_OBJECTIVE_
Extract all of the entries and give them again, word for word.

::::::

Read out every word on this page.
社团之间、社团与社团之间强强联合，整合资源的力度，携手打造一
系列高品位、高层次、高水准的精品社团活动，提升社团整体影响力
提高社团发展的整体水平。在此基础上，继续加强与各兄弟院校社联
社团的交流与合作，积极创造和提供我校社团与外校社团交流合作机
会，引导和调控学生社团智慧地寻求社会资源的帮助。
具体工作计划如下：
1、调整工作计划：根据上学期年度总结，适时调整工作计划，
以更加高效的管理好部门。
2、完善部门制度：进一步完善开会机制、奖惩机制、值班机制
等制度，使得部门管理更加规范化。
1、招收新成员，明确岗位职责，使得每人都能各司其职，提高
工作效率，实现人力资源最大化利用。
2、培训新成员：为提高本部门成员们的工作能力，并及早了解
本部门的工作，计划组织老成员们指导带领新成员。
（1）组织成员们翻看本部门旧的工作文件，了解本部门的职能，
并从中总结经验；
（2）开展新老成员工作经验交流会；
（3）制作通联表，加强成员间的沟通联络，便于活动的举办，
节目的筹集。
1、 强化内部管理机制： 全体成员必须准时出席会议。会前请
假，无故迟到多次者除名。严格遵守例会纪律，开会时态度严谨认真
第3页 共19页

::::::

_WRITTEN SOLUTION_
Read out every word on this page.
社团之间、社团与社团之间强强联合，整合资源的力度，携手打造一
系列高品位、高层次、高水准的精品社团活动，提升社团整体影响力
提高社团发展的整体水平。在此基础上，继续加强与各兄弟院校社联
社团的交流与合作，积极创造和提供我校社团与外校社团交流合作机
会，引导和调控学生社团智慧地寻求社会资源的帮助。
具体工作计划如下：
1、调整工作计划：根据上学期年度总结，适时调整工作计划，
以更加高效的管理好部门。
2、完善部门制度：进一步完善开会机制、奖惩机制、值班机制
等制度，使得部门管理更加规范化。
1、招收新成员，明确岗位职责，使得每人都能各司其职，提高
工作效率，实现人力资源最大化利用。
2、培训新成员：为提高本部门成员们的工作能力，并及早了解
本部门的工作，计划组织老成员们指导带领新成员。
（1）组织成员们翻看本部门旧的工作文件，了解本部门的职能，
并从中总结经验；
（2）开展新老成员工作经验交流会；
（3）制作通联表，加强成员间的沟通联络，便于活动的举办，
节目的筹集。
1、 强化内部管理机制： 全体成员必须准时出席会议。会前请
假，无故迟到多次者除名。严格遵守例会纪律，开会时态度严谨认真
第3页 共19页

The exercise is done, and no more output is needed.